## Stated exercise
Repeat the data below exactly, dropping any pictures it holds.

## Exercise data
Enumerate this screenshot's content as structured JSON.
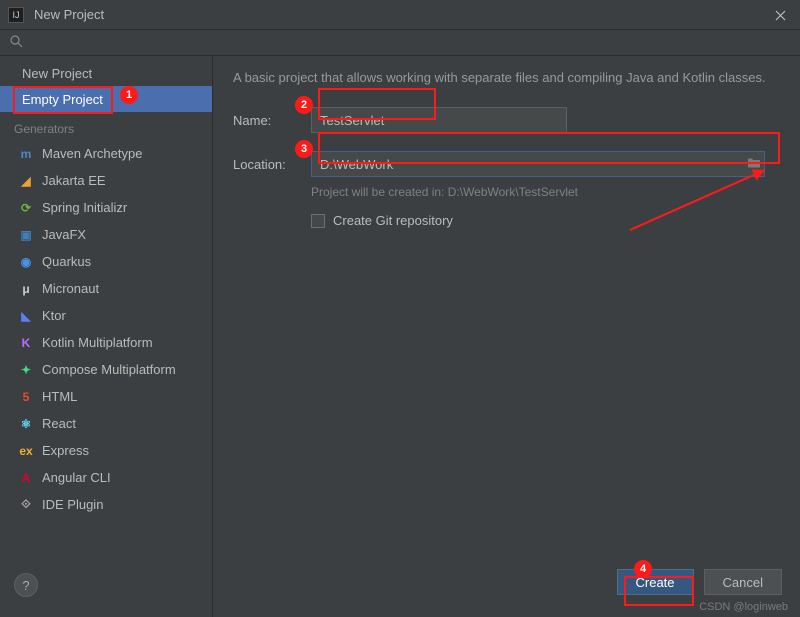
{
  "title": "New Project",
  "sidebar": {
    "new_project": "New Project",
    "empty_project": "Empty Project",
    "generators_header": "Generators",
    "generators": [
      {
        "label": "Maven Archetype",
        "icon": "m",
        "color": "#4a88c7"
      },
      {
        "label": "Jakarta EE",
        "icon": "◢",
        "color": "#f0a030"
      },
      {
        "label": "Spring Initializr",
        "icon": "⟳",
        "color": "#6db33f"
      },
      {
        "label": "JavaFX",
        "icon": "▣",
        "color": "#3e7eb9"
      },
      {
        "label": "Quarkus",
        "icon": "◉",
        "color": "#4695eb"
      },
      {
        "label": "Micronaut",
        "icon": "μ",
        "color": "#cccccc"
      },
      {
        "label": "Ktor",
        "icon": "◣",
        "color": "#5b7ff0"
      },
      {
        "label": "Kotlin Multiplatform",
        "icon": "K",
        "color": "#b66dff"
      },
      {
        "label": "Compose Multiplatform",
        "icon": "✦",
        "color": "#3ddc84"
      },
      {
        "label": "HTML",
        "icon": "5",
        "color": "#e44d26"
      },
      {
        "label": "React",
        "icon": "⚛",
        "color": "#61dafb"
      },
      {
        "label": "Express",
        "icon": "ex",
        "color": "#f0b030"
      },
      {
        "label": "Angular CLI",
        "icon": "A",
        "color": "#dd0031"
      },
      {
        "label": "IDE Plugin",
        "icon": "⟐",
        "color": "#aaaaaa"
      }
    ]
  },
  "content": {
    "description": "A basic project that allows working with separate files and compiling Java and Kotlin classes.",
    "name_label": "Name:",
    "name_value": "TestServlet",
    "location_label": "Location:",
    "location_value": "D:\\WebWork",
    "hint": "Project will be created in: D:\\WebWork\\TestServlet",
    "git_label": "Create Git repository"
  },
  "buttons": {
    "create": "Create",
    "cancel": "Cancel"
  },
  "watermark": "CSDN @loginweb",
  "annotations": {
    "b1": "1",
    "b2": "2",
    "b3": "3",
    "b4": "4"
  }
}
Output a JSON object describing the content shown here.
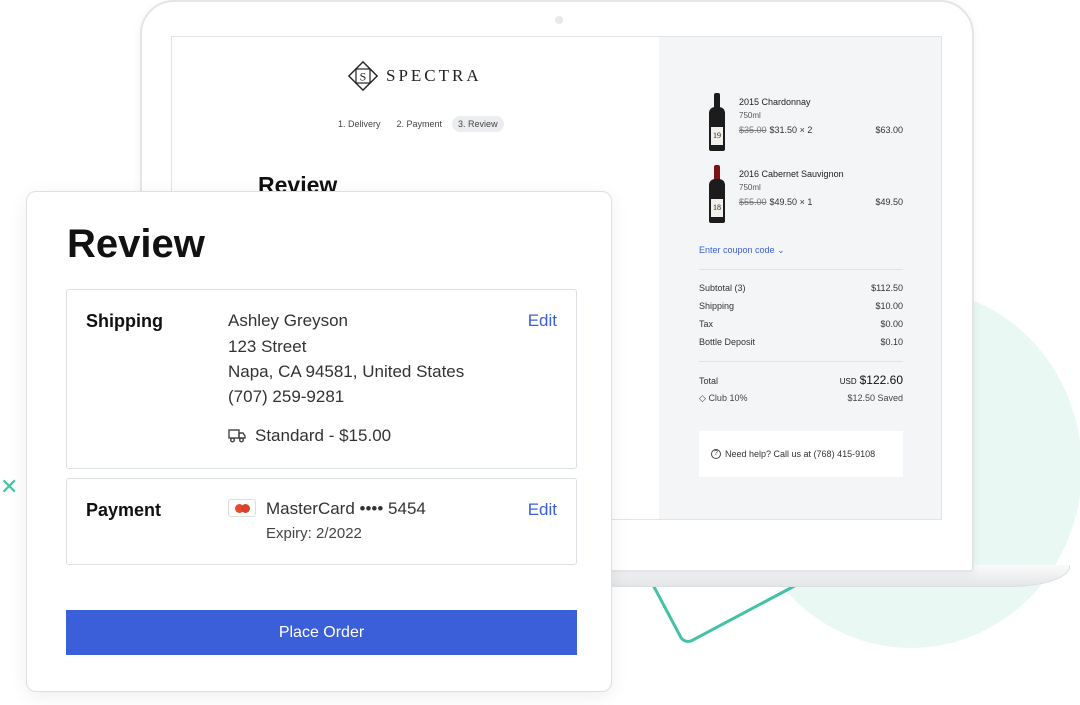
{
  "brand": {
    "name": "SPECTRA"
  },
  "steps": [
    {
      "label": "1. Delivery"
    },
    {
      "label": "2. Payment"
    },
    {
      "label": "3. Review"
    }
  ],
  "screen": {
    "title": "Review"
  },
  "cart": {
    "items": [
      {
        "name": "2015 Chardonnay",
        "volume": "750ml",
        "original_price": "$35.00",
        "price": "$31.50",
        "qty": "× 2",
        "total": "$63.00",
        "label_num": "19"
      },
      {
        "name": "2016 Cabernet Sauvignon",
        "volume": "750ml",
        "original_price": "$55.00",
        "price": "$49.50",
        "qty": "× 1",
        "total": "$49.50",
        "label_num": "18"
      }
    ],
    "coupon_link": "Enter coupon code",
    "summary": [
      {
        "label": "Subtotal (3)",
        "value": "$112.50"
      },
      {
        "label": "Shipping",
        "value": "$10.00"
      },
      {
        "label": "Tax",
        "value": "$0.00"
      },
      {
        "label": "Bottle Deposit",
        "value": "$0.10"
      }
    ],
    "total_label": "Total",
    "currency": "USD",
    "total_value": "$122.60",
    "club_label": "Club 10%",
    "saved": "$12.50 Saved",
    "help": "Need help? Call us at (768) 415-9108"
  },
  "review": {
    "title": "Review",
    "shipping": {
      "label": "Shipping",
      "edit": "Edit",
      "name": "Ashley Greyson",
      "street": "123 Street",
      "city": "Napa, CA 94581, United States",
      "phone": "(707) 259-9281",
      "method": "Standard - $15.00"
    },
    "payment": {
      "label": "Payment",
      "edit": "Edit",
      "card": "MasterCard •••• 5454",
      "expiry": "Expiry: 2/2022"
    },
    "place_order": "Place Order"
  },
  "colors": {
    "accent": "#3a5fd9",
    "decor": "#43c2a6"
  }
}
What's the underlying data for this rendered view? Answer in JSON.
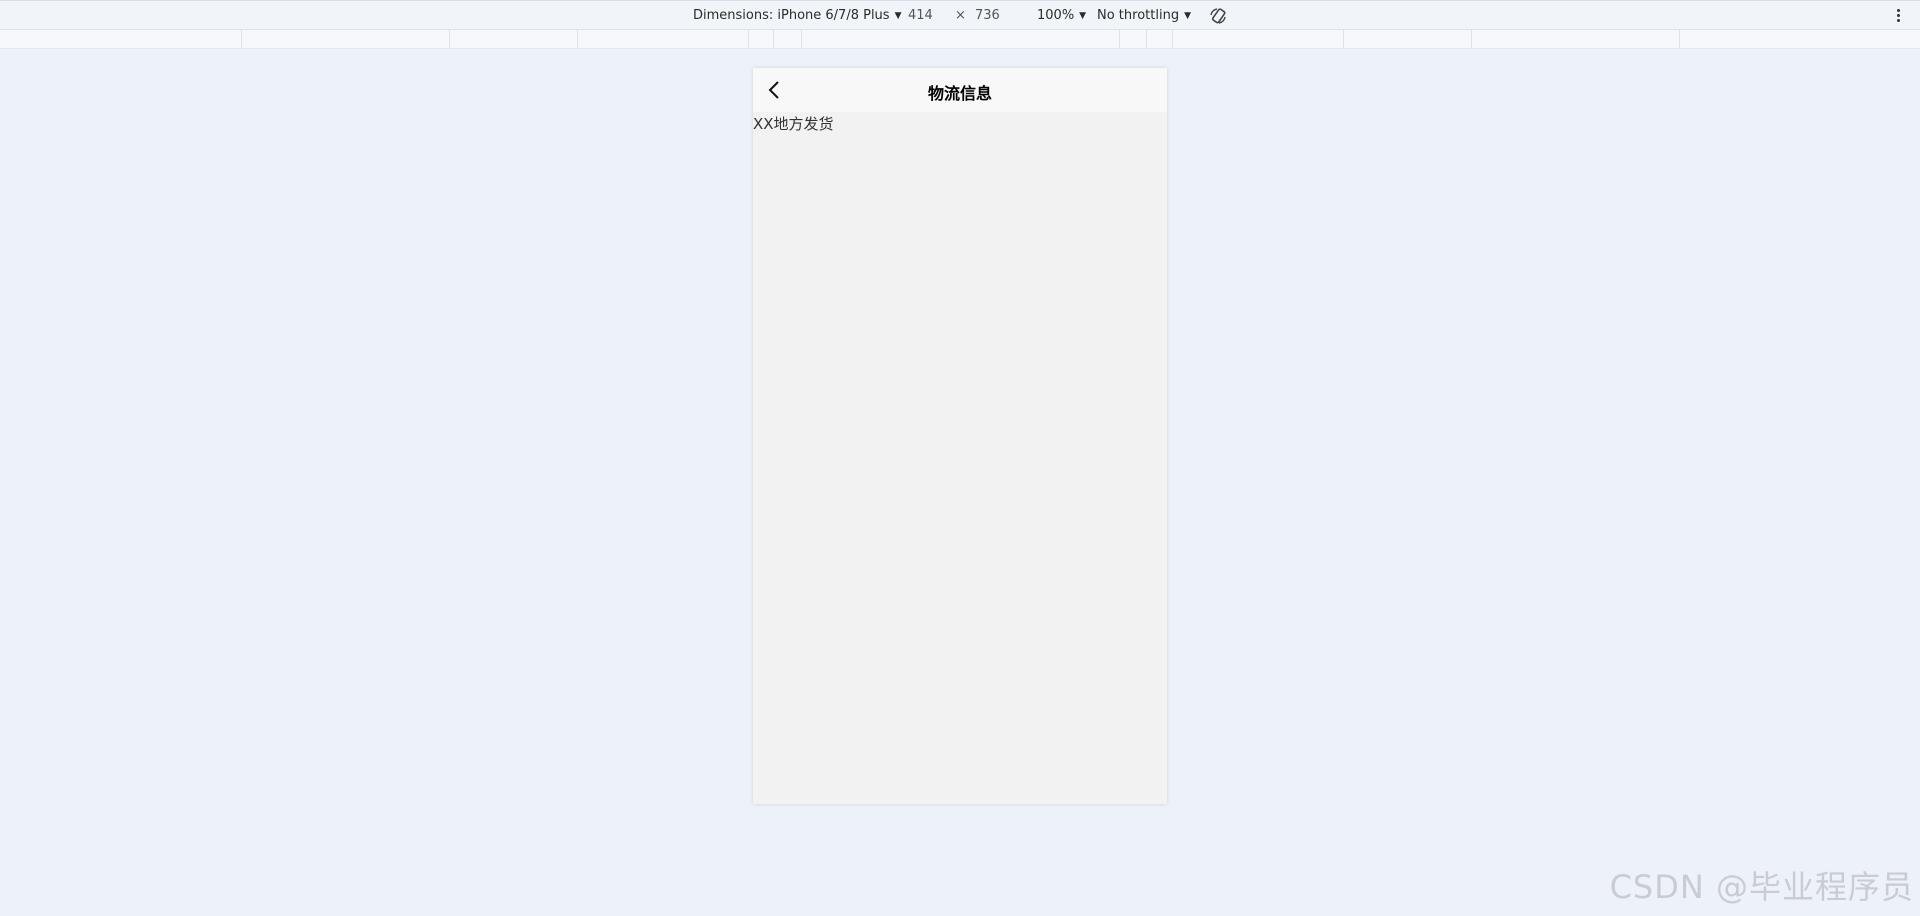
{
  "devtools": {
    "device_label": "Dimensions: iPhone 6/7/8 Plus",
    "width": "414",
    "times": "×",
    "height": "736",
    "zoom": "100%",
    "throttling": "No throttling"
  },
  "app": {
    "title": "物流信息",
    "content": "XX地方发货"
  },
  "watermark": "CSDN @毕业程序员",
  "icons": {
    "back": "chevron-left-icon",
    "rotate": "rotate-icon",
    "more": "kebab-icon"
  }
}
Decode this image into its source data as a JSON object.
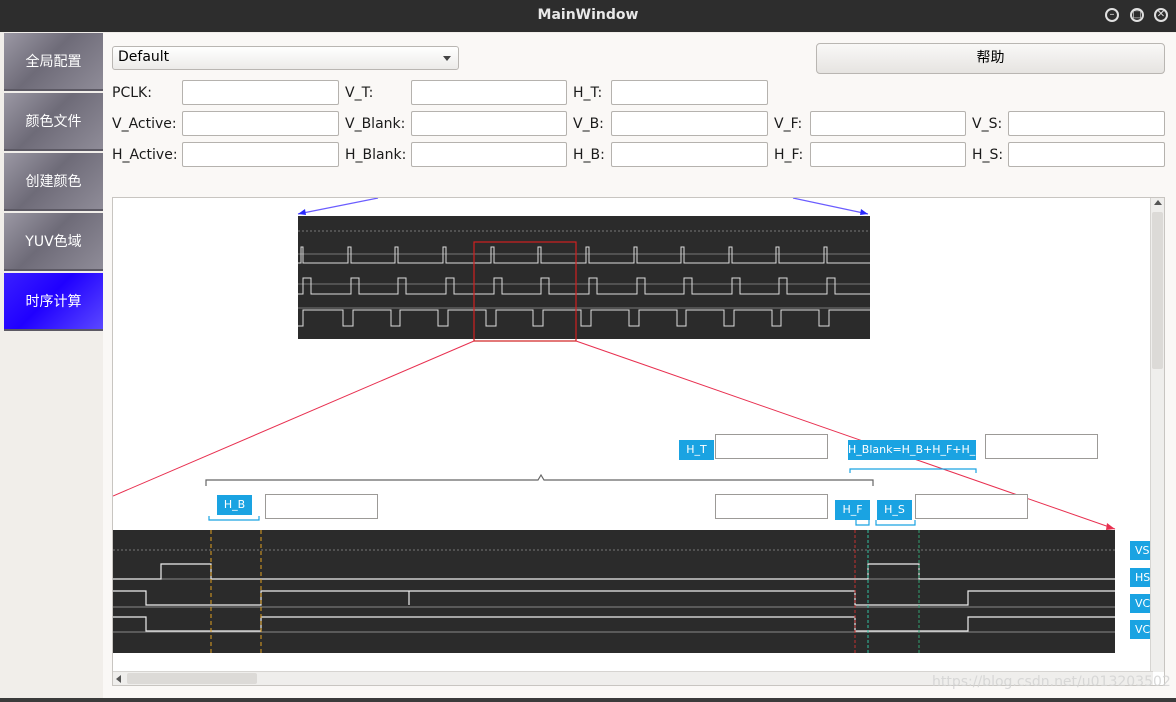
{
  "window": {
    "title": "MainWindow"
  },
  "sidebar": {
    "items": [
      {
        "label": "全局配置"
      },
      {
        "label": "颜色文件"
      },
      {
        "label": "创建颜色"
      },
      {
        "label": "YUV色域"
      },
      {
        "label": "时序计算",
        "active": true
      }
    ]
  },
  "preset": {
    "selected": "Default"
  },
  "help_button": "帮助",
  "fields": {
    "pclk": "PCLK:",
    "v_t": "V_T:",
    "h_t": "H_T:",
    "v_active": "V_Active:",
    "v_blank": "V_Blank:",
    "v_b": "V_B:",
    "v_f": "V_F:",
    "v_s": "V_S:",
    "h_active": "H_Active:",
    "h_blank": "H_Blank:",
    "h_b": "H_B:",
    "h_f": "H_F:",
    "h_s": "H_S:"
  },
  "diagram": {
    "tags": {
      "h_t": "H_T",
      "h_blank": "H_Blank=H_B+H_F+H_S",
      "h_b": "H_B",
      "h_f": "H_F",
      "h_s": "H_S",
      "vs": "VS",
      "hs": "HS",
      "vc1": "VC",
      "vc2": "VC"
    }
  },
  "watermark": "https://blog.csdn.net/u013203502",
  "colors": {
    "accent_active": "#2000ff",
    "tag_blue": "#1aa3e2",
    "scope_bg": "#2b2b2b"
  }
}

## Reply to the task
Enumerate this screenshot's content as structured JSON.
{
  "title": "New Project",
  "sidebar": {
    "new_project": "New Project",
    "empty_project": "Empty Project",
    "generators_header": "Generators",
    "generators": [
      {
        "label": "Maven Archetype",
        "icon": "m",
        "color": "#4a88c7"
      },
      {
        "label": "Jakarta EE",
        "icon": "◢",
        "color": "#f0a030"
      },
      {
        "label": "Spring Initializr",
        "icon": "⟳",
        "color": "#6db33f"
      },
      {
        "label": "JavaFX",
        "icon": "▣",
        "color": "#3e7eb9"
      },
      {
        "label": "Quarkus",
        "icon": "◉",
        "color": "#4695eb"
      },
      {
        "label": "Micronaut",
        "icon": "μ",
        "color": "#cccccc"
      },
      {
        "label": "Ktor",
        "icon": "◣",
        "color": "#5b7ff0"
      },
      {
        "label": "Kotlin Multiplatform",
        "icon": "K",
        "color": "#b66dff"
      },
      {
        "label": "Compose Multiplatform",
        "icon": "✦",
        "color": "#3ddc84"
      },
      {
        "label": "HTML",
        "icon": "5",
        "color": "#e44d26"
      },
      {
        "label": "React",
        "icon": "⚛",
        "color": "#61dafb"
      },
      {
        "label": "Express",
        "icon": "ex",
        "color": "#f0b030"
      },
      {
        "label": "Angular CLI",
        "icon": "A",
        "color": "#dd0031"
      },
      {
        "label": "IDE Plugin",
        "icon": "⟐",
        "color": "#aaaaaa"
      }
    ]
  },
  "content": {
    "description": "A basic project that allows working with separate files and compiling Java and Kotlin classes.",
    "name_label": "Name:",
    "name_value": "TestServlet",
    "location_label": "Location:",
    "location_value": "D:\\WebWork",
    "hint": "Project will be created in: D:\\WebWork\\TestServlet",
    "git_label": "Create Git repository"
  },
  "buttons": {
    "create": "Create",
    "cancel": "Cancel"
  },
  "watermark": "CSDN @loginweb",
  "annotations": {
    "b1": "1",
    "b2": "2",
    "b3": "3",
    "b4": "4"
  }
}
Output a JSON object describing the content shown here.
{
  "brand": {
    "name": "SPECTRA"
  },
  "steps": [
    {
      "label": "1. Delivery"
    },
    {
      "label": "2. Payment"
    },
    {
      "label": "3. Review"
    }
  ],
  "screen": {
    "title": "Review"
  },
  "cart": {
    "items": [
      {
        "name": "2015 Chardonnay",
        "volume": "750ml",
        "original_price": "$35.00",
        "price": "$31.50",
        "qty": "× 2",
        "total": "$63.00",
        "label_num": "19"
      },
      {
        "name": "2016 Cabernet Sauvignon",
        "volume": "750ml",
        "original_price": "$55.00",
        "price": "$49.50",
        "qty": "× 1",
        "total": "$49.50",
        "label_num": "18"
      }
    ],
    "coupon_link": "Enter coupon code",
    "summary": [
      {
        "label": "Subtotal (3)",
        "value": "$112.50"
      },
      {
        "label": "Shipping",
        "value": "$10.00"
      },
      {
        "label": "Tax",
        "value": "$0.00"
      },
      {
        "label": "Bottle Deposit",
        "value": "$0.10"
      }
    ],
    "total_label": "Total",
    "currency": "USD",
    "total_value": "$122.60",
    "club_label": "Club 10%",
    "saved": "$12.50 Saved",
    "help": "Need help? Call us at (768) 415-9108"
  },
  "review": {
    "title": "Review",
    "shipping": {
      "label": "Shipping",
      "edit": "Edit",
      "name": "Ashley Greyson",
      "street": "123 Street",
      "city": "Napa, CA 94581, United States",
      "phone": "(707) 259-9281",
      "method": "Standard - $15.00"
    },
    "payment": {
      "label": "Payment",
      "edit": "Edit",
      "card": "MasterCard •••• 5454",
      "expiry": "Expiry: 2/2022"
    },
    "place_order": "Place Order"
  },
  "colors": {
    "accent": "#3a5fd9",
    "decor": "#43c2a6"
  }
}
What's the underlying data for this rendered view? Answer in JSON.
{
  "devtools": {
    "device_label": "Dimensions: iPhone 6/7/8 Plus",
    "width": "414",
    "times": "×",
    "height": "736",
    "zoom": "100%",
    "throttling": "No throttling"
  },
  "app": {
    "title": "物流信息",
    "content": "XX地方发货"
  },
  "watermark": "CSDN @毕业程序员",
  "icons": {
    "back": "chevron-left-icon",
    "rotate": "rotate-icon",
    "more": "kebab-icon"
  }
}
Decode this image into its source data as a JSON object.
{
  "window": {
    "title": "MainWindow"
  },
  "sidebar": {
    "items": [
      {
        "label": "全局配置"
      },
      {
        "label": "颜色文件"
      },
      {
        "label": "创建颜色"
      },
      {
        "label": "YUV色域"
      },
      {
        "label": "时序计算",
        "active": true
      }
    ]
  },
  "preset": {
    "selected": "Default"
  },
  "help_button": "帮助",
  "fields": {
    "pclk": "PCLK:",
    "v_t": "V_T:",
    "h_t": "H_T:",
    "v_active": "V_Active:",
    "v_blank": "V_Blank:",
    "v_b": "V_B:",
    "v_f": "V_F:",
    "v_s": "V_S:",
    "h_active": "H_Active:",
    "h_blank": "H_Blank:",
    "h_b": "H_B:",
    "h_f": "H_F:",
    "h_s": "H_S:"
  },
  "diagram": {
    "tags": {
      "h_t": "H_T",
      "h_blank": "H_Blank=H_B+H_F+H_S",
      "h_b": "H_B",
      "h_f": "H_F",
      "h_s": "H_S",
      "vs": "VS",
      "hs": "HS",
      "vc1": "VC",
      "vc2": "VC"
    }
  },
  "watermark": "https://blog.csdn.net/u013203502",
  "colors": {
    "accent_active": "#2000ff",
    "tag_blue": "#1aa3e2",
    "scope_bg": "#2b2b2b"
  }
}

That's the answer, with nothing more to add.